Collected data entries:
>> begin

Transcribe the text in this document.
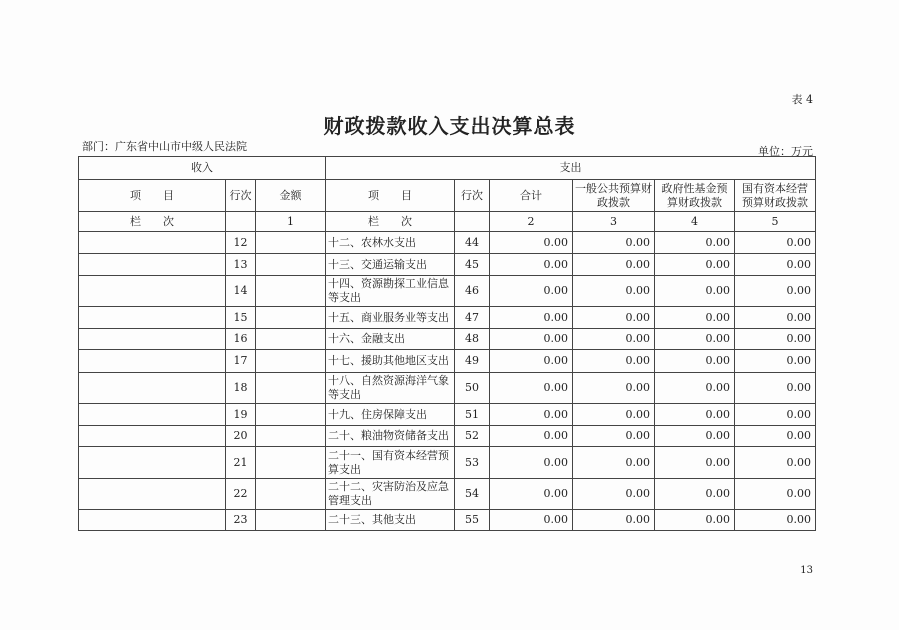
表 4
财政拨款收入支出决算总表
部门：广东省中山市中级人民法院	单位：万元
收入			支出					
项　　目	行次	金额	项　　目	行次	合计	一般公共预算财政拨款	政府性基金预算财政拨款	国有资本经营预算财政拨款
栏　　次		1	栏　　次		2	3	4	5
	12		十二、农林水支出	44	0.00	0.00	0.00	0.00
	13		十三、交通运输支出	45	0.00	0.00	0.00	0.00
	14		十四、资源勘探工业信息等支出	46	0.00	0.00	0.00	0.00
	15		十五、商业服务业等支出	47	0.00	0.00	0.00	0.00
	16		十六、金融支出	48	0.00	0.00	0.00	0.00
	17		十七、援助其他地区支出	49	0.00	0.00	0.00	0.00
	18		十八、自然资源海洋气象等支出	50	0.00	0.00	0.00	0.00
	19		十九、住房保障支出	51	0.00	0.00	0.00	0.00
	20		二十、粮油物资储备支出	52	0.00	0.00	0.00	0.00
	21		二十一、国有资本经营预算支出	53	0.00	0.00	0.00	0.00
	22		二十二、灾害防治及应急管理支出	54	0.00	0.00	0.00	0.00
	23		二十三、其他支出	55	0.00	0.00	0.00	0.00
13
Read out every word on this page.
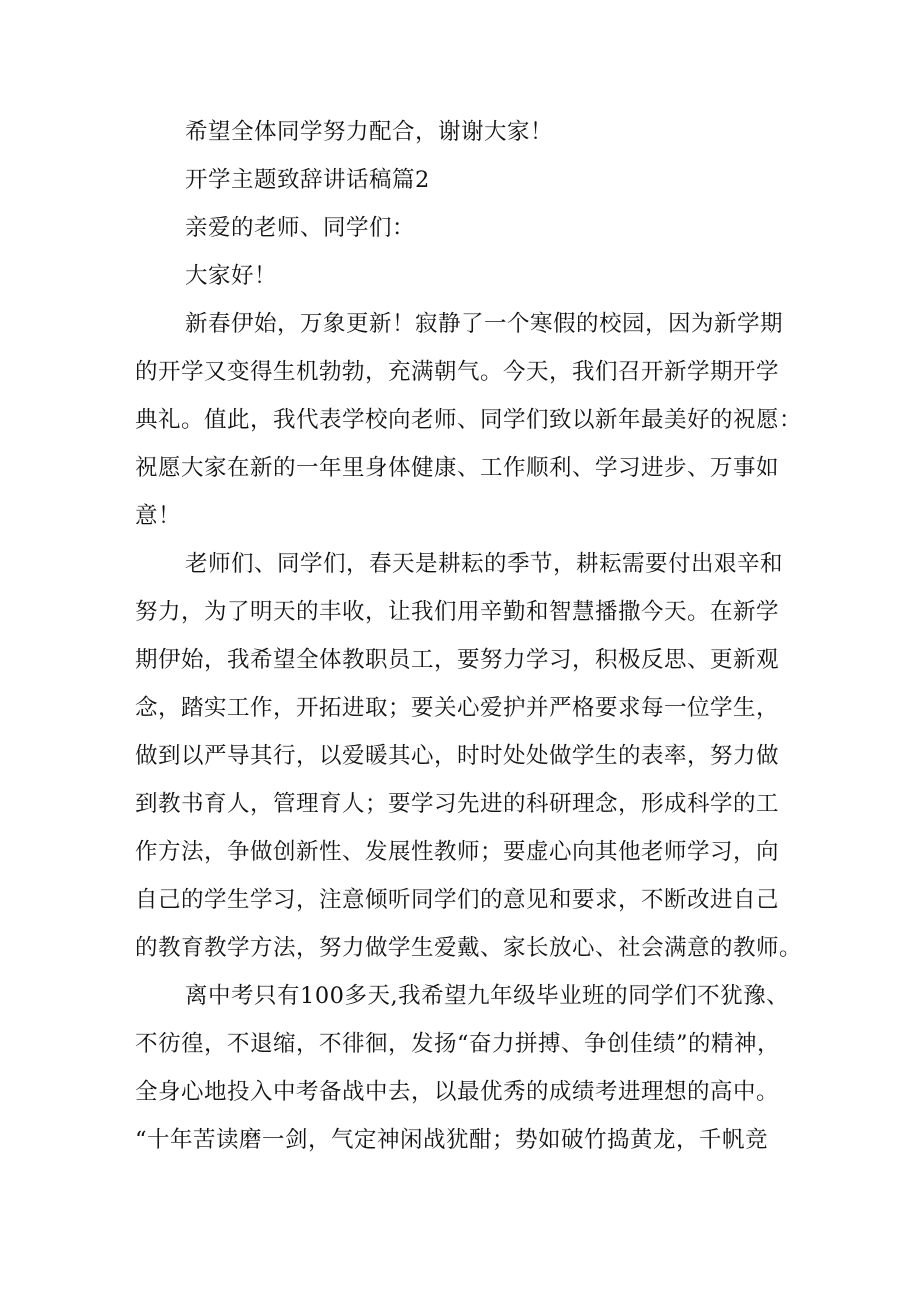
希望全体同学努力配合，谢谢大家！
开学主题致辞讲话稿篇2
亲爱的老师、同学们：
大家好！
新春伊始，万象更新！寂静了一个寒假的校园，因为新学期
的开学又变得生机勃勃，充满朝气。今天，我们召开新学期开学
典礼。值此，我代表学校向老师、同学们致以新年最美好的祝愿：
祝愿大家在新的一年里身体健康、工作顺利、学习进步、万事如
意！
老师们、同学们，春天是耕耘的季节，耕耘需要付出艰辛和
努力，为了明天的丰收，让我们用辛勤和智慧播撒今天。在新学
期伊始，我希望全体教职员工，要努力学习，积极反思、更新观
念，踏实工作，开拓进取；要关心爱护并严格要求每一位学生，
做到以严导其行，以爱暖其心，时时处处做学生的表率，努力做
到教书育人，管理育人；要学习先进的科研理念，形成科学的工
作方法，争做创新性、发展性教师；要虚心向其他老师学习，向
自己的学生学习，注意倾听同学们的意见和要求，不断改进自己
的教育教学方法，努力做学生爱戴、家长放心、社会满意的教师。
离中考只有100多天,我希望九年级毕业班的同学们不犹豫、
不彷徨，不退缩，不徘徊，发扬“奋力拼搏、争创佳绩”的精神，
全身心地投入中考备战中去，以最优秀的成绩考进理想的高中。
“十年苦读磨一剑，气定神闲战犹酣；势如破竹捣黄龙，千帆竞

>> end
>> begin

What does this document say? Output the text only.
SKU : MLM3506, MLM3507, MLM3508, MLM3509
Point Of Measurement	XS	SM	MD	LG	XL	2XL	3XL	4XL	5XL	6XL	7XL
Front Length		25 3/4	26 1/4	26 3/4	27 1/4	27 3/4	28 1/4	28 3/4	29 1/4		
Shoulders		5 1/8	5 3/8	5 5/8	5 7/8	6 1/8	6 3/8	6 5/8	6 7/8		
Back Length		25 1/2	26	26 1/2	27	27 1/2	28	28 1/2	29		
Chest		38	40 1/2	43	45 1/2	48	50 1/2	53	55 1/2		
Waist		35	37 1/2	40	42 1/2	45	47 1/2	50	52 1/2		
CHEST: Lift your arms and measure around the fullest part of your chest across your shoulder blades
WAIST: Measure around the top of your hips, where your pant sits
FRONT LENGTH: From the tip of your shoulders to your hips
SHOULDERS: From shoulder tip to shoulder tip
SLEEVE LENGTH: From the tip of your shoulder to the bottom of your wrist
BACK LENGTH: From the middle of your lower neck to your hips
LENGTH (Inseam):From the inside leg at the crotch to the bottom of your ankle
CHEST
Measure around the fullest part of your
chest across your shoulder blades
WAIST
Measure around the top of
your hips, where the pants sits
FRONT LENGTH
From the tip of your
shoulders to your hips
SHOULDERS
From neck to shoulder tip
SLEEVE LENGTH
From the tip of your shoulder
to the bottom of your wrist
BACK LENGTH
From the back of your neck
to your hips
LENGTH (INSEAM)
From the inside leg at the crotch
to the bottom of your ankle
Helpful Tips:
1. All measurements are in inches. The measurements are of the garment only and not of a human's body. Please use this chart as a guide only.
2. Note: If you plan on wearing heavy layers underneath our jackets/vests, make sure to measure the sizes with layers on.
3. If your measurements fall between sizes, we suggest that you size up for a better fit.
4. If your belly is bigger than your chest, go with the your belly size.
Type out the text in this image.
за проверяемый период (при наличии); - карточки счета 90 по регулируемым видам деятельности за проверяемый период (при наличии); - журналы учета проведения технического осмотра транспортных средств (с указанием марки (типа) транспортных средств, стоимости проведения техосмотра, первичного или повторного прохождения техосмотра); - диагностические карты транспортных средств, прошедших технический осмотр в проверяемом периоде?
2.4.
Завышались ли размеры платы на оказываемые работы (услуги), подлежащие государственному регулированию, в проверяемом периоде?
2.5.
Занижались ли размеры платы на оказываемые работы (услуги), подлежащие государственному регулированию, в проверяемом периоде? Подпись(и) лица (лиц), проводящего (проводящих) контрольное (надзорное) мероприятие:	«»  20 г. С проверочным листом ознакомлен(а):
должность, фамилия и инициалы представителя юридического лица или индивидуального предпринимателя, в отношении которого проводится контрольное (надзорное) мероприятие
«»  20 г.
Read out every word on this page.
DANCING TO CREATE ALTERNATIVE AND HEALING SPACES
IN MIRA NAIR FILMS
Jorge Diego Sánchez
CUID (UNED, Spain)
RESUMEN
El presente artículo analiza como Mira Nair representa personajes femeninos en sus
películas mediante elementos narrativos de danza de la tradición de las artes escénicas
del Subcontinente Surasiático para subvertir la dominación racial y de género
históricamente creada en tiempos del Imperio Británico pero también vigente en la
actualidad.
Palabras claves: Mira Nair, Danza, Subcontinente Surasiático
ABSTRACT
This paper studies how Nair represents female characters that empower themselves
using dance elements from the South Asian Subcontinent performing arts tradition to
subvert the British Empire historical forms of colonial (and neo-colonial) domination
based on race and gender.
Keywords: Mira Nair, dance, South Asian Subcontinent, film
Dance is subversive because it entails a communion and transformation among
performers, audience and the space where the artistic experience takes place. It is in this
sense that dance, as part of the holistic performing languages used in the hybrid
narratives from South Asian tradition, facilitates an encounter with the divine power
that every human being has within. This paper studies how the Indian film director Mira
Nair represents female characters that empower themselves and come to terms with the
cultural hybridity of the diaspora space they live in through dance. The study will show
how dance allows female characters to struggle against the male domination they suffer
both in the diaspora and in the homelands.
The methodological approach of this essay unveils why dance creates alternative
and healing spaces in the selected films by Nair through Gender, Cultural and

>> end

Task objective:
Of the lines in the data, how many contain the word "Subcontinente"? Provide the number and nothing further.

Task response:
2